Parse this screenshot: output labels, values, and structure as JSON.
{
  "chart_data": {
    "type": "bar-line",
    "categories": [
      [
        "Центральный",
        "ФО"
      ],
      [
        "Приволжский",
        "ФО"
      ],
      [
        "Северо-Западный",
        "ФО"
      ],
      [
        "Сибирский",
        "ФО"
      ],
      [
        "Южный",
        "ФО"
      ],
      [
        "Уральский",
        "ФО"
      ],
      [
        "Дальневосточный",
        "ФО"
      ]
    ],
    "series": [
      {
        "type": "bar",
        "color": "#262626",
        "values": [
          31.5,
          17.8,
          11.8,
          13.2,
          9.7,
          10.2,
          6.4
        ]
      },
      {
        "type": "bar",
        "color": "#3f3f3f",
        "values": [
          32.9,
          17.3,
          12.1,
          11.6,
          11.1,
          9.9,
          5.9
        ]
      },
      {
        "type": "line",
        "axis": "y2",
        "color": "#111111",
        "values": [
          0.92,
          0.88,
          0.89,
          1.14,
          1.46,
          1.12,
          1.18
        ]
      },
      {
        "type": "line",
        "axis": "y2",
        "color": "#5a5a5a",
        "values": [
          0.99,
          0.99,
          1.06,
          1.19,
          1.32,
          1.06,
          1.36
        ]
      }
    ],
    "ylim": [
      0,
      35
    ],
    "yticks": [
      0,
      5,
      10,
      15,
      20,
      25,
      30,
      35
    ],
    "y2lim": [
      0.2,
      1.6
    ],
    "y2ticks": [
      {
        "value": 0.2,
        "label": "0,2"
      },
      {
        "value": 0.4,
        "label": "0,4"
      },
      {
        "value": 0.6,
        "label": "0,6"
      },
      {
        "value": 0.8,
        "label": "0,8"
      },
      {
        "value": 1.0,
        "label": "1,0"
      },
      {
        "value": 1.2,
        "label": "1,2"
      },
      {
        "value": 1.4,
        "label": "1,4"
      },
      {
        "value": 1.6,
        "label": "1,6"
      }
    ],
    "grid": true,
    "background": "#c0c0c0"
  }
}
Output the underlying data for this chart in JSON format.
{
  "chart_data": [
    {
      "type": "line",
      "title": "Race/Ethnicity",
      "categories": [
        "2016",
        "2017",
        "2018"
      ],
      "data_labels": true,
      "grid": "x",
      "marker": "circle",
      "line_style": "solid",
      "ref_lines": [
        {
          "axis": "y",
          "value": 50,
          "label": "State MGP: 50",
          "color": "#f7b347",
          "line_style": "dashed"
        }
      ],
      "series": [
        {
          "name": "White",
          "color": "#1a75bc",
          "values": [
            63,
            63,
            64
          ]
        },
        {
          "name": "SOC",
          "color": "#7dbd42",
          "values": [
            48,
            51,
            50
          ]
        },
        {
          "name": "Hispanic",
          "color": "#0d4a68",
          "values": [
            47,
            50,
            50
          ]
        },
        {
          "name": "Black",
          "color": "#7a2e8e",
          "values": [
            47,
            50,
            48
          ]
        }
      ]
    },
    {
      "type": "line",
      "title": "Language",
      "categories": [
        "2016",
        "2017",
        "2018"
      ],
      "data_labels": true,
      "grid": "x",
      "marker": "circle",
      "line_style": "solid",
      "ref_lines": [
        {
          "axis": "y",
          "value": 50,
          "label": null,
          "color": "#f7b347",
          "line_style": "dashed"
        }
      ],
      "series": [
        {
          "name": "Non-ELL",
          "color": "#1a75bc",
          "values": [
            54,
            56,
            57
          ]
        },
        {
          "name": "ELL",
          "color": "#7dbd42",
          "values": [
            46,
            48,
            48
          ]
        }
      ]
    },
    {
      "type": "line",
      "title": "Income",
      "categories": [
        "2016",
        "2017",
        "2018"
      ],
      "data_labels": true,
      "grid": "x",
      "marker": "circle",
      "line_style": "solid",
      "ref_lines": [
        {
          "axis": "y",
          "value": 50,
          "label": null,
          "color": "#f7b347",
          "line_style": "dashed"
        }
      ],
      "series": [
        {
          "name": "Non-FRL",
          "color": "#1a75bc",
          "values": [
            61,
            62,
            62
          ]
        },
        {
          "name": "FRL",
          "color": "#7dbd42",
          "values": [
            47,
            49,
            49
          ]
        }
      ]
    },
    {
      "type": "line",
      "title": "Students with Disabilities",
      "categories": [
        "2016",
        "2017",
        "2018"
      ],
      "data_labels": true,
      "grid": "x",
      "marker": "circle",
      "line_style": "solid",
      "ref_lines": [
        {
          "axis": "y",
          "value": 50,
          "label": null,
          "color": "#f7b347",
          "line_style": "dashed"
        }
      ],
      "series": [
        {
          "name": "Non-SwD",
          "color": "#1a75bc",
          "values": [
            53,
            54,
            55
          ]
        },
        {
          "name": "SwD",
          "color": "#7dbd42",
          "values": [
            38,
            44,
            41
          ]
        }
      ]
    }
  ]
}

* * * * * * * * *

GOAL
Each record above should be returned exactly as it appears.

WRITTEN SOLUTION
Parse this screenshot: output labels, values, and structure as JSON.
{
  "chart_data": {
    "type": "bar-line",
    "categories": [
      [
        "Центральный",
        "ФО"
      ],
      [
        "Приволжский",
        "ФО"
      ],
      [
        "Северо-Западный",
        "ФО"
      ],
      [
        "Сибирский",
        "ФО"
      ],
      [
        "Южный",
        "ФО"
      ],
      [
        "Уральский",
        "ФО"
      ],
      [
        "Дальневосточный",
        "ФО"
      ]
    ],
    "series": [
      {
        "type": "bar",
        "color": "#262626",
        "values": [
          31.5,
          17.8,
          11.8,
          13.2,
          9.7,
          10.2,
          6.4
        ]
      },
      {
        "type": "bar",
        "color": "#3f3f3f",
        "values": [
          32.9,
          17.3,
          12.1,
          11.6,
          11.1,
          9.9,
          5.9
        ]
      },
      {
        "type": "line",
        "axis": "y2",
        "color": "#111111",
        "values": [
          0.92,
          0.88,
          0.89,
          1.14,
          1.46,
          1.12,
          1.18
        ]
      },
      {
        "type": "line",
        "axis": "y2",
        "color": "#5a5a5a",
        "values": [
          0.99,
          0.99,
          1.06,
          1.19,
          1.32,
          1.06,
          1.36
        ]
      }
    ],
    "ylim": [
      0,
      35
    ],
    "yticks": [
      0,
      5,
      10,
      15,
      20,
      25,
      30,
      35
    ],
    "y2lim": [
      0.2,
      1.6
    ],
    "y2ticks": [
      {
        "value": 0.2,
        "label": "0,2"
      },
      {
        "value": 0.4,
        "label": "0,4"
      },
      {
        "value": 0.6,
        "label": "0,6"
      },
      {
        "value": 0.8,
        "label": "0,8"
      },
      {
        "value": 1.0,
        "label": "1,0"
      },
      {
        "value": 1.2,
        "label": "1,2"
      },
      {
        "value": 1.4,
        "label": "1,4"
      },
      {
        "value": 1.6,
        "label": "1,6"
      }
    ],
    "grid": true,
    "background": "#c0c0c0"
  }
}
Output the underlying data for this chart in JSON format.
{
  "chart_data": [
    {
      "type": "line",
      "title": "Race/Ethnicity",
      "categories": [
        "2016",
        "2017",
        "2018"
      ],
      "data_labels": true,
      "grid": "x",
      "marker": "circle",
      "line_style": "solid",
      "ref_lines": [
        {
          "axis": "y",
          "value": 50,
          "label": "State MGP: 50",
          "color": "#f7b347",
          "line_style": "dashed"
        }
      ],
      "series": [
        {
          "name": "White",
          "color": "#1a75bc",
          "values": [
            63,
            63,
            64
          ]
        },
        {
          "name": "SOC",
          "color": "#7dbd42",
          "values": [
            48,
            51,
            50
          ]
        },
        {
          "name": "Hispanic",
          "color": "#0d4a68",
          "values": [
            47,
            50,
            50
          ]
        },
        {
          "name": "Black",
          "color": "#7a2e8e",
          "values": [
            47,
            50,
            48
          ]
        }
      ]
    },
    {
      "type": "line",
      "title": "Language",
      "categories": [
        "2016",
        "2017",
        "2018"
      ],
      "data_labels": true,
      "grid": "x",
      "marker": "circle",
      "line_style": "solid",
      "ref_lines": [
        {
          "axis": "y",
          "value": 50,
          "label": null,
          "color": "#f7b347",
          "line_style": "dashed"
        }
      ],
      "series": [
        {
          "name": "Non-ELL",
          "color": "#1a75bc",
          "values": [
            54,
            56,
            57
          ]
        },
        {
          "name": "ELL",
          "color": "#7dbd42",
          "values": [
            46,
            48,
            48
          ]
        }
      ]
    },
    {
      "type": "line",
      "title": "Income",
      "categories": [
        "2016",
        "2017",
        "2018"
      ],
      "data_labels": true,
      "grid": "x",
      "marker": "circle",
      "line_style": "solid",
      "ref_lines": [
        {
          "axis": "y",
          "value": 50,
          "label": null,
          "color": "#f7b347",
          "line_style": "dashed"
        }
      ],
      "series": [
        {
          "name": "Non-FRL",
          "color": "#1a75bc",
          "values": [
            61,
            62,
            62
          ]
        },
        {
          "name": "FRL",
          "color": "#7dbd42",
          "values": [
            47,
            49,
            49
          ]
        }
      ]
    },
    {
      "type": "line",
      "title": "Students with Disabilities",
      "categories": [
        "2016",
        "2017",
        "2018"
      ],
      "data_labels": true,
      "grid": "x",
      "marker": "circle",
      "line_style": "solid",
      "ref_lines": [
        {
          "axis": "y",
          "value": 50,
          "label": null,
          "color": "#f7b347",
          "line_style": "dashed"
        }
      ],
      "series": [
        {
          "name": "Non-SwD",
          "color": "#1a75bc",
          "values": [
            53,
            54,
            55
          ]
        },
        {
          "name": "SwD",
          "color": "#7dbd42",
          "values": [
            38,
            44,
            41
          ]
        }
      ]
    }
  ]
}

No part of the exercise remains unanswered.